GOAL OF THE EXERCISE
Return the records that follow, matching each one exactly.

DATASET ENTRIES
"""

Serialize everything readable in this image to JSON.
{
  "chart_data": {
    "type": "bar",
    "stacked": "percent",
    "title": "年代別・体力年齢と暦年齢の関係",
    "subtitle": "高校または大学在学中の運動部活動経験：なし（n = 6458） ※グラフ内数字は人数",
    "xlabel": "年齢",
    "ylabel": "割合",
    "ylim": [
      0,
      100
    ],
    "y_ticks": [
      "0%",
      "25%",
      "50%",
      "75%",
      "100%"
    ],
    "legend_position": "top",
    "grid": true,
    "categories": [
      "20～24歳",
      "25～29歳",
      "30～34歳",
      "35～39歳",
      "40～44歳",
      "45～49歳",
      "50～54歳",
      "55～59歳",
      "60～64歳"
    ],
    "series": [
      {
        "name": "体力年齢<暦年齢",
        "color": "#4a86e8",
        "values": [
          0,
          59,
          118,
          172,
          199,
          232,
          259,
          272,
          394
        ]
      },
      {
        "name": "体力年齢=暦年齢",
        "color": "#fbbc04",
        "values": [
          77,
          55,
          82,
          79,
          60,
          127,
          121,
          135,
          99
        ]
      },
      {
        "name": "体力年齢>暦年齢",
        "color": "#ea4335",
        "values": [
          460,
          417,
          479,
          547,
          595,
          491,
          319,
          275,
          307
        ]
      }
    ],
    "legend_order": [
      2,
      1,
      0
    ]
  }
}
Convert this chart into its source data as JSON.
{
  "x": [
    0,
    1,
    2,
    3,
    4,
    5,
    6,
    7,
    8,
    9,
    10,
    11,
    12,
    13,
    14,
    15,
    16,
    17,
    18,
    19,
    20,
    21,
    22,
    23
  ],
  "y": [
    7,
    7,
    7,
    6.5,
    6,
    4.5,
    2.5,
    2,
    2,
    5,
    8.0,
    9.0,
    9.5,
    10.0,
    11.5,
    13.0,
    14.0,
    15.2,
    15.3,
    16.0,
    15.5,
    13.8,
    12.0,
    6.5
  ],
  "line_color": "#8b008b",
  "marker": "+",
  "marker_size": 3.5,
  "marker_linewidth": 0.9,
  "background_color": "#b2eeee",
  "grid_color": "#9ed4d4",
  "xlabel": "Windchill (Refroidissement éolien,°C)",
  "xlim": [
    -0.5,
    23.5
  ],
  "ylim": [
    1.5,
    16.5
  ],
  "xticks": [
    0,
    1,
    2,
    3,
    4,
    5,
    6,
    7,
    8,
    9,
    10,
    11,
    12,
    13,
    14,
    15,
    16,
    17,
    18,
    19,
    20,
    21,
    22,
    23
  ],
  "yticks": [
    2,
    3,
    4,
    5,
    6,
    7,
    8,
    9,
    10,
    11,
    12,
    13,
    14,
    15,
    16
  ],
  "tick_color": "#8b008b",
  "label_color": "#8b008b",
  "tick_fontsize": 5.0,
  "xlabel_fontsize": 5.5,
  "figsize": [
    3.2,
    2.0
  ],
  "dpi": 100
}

"""

EXERCISE OUTPUT
Serialize everything readable in this image to JSON.
{
  "chart_data": {
    "type": "bar",
    "stacked": "percent",
    "title": "年代別・体力年齢と暦年齢の関係",
    "subtitle": "高校または大学在学中の運動部活動経験：なし（n = 6458） ※グラフ内数字は人数",
    "xlabel": "年齢",
    "ylabel": "割合",
    "ylim": [
      0,
      100
    ],
    "y_ticks": [
      "0%",
      "25%",
      "50%",
      "75%",
      "100%"
    ],
    "legend_position": "top",
    "grid": true,
    "categories": [
      "20～24歳",
      "25～29歳",
      "30～34歳",
      "35～39歳",
      "40～44歳",
      "45～49歳",
      "50～54歳",
      "55～59歳",
      "60～64歳"
    ],
    "series": [
      {
        "name": "体力年齢<暦年齢",
        "color": "#4a86e8",
        "values": [
          0,
          59,
          118,
          172,
          199,
          232,
          259,
          272,
          394
        ]
      },
      {
        "name": "体力年齢=暦年齢",
        "color": "#fbbc04",
        "values": [
          77,
          55,
          82,
          79,
          60,
          127,
          121,
          135,
          99
        ]
      },
      {
        "name": "体力年齢>暦年齢",
        "color": "#ea4335",
        "values": [
          460,
          417,
          479,
          547,
          595,
          491,
          319,
          275,
          307
        ]
      }
    ],
    "legend_order": [
      2,
      1,
      0
    ]
  }
}
Convert this chart into its source data as JSON.
{
  "x": [
    0,
    1,
    2,
    3,
    4,
    5,
    6,
    7,
    8,
    9,
    10,
    11,
    12,
    13,
    14,
    15,
    16,
    17,
    18,
    19,
    20,
    21,
    22,
    23
  ],
  "y": [
    7,
    7,
    7,
    6.5,
    6,
    4.5,
    2.5,
    2,
    2,
    5,
    8.0,
    9.0,
    9.5,
    10.0,
    11.5,
    13.0,
    14.0,
    15.2,
    15.3,
    16.0,
    15.5,
    13.8,
    12.0,
    6.5
  ],
  "line_color": "#8b008b",
  "marker": "+",
  "marker_size": 3.5,
  "marker_linewidth": 0.9,
  "background_color": "#b2eeee",
  "grid_color": "#9ed4d4",
  "xlabel": "Windchill (Refroidissement éolien,°C)",
  "xlim": [
    -0.5,
    23.5
  ],
  "ylim": [
    1.5,
    16.5
  ],
  "xticks": [
    0,
    1,
    2,
    3,
    4,
    5,
    6,
    7,
    8,
    9,
    10,
    11,
    12,
    13,
    14,
    15,
    16,
    17,
    18,
    19,
    20,
    21,
    22,
    23
  ],
  "yticks": [
    2,
    3,
    4,
    5,
    6,
    7,
    8,
    9,
    10,
    11,
    12,
    13,
    14,
    15,
    16
  ],
  "tick_color": "#8b008b",
  "label_color": "#8b008b",
  "tick_fontsize": 5.0,
  "xlabel_fontsize": 5.5,
  "figsize": [
    3.2,
    2.0
  ],
  "dpi": 100
}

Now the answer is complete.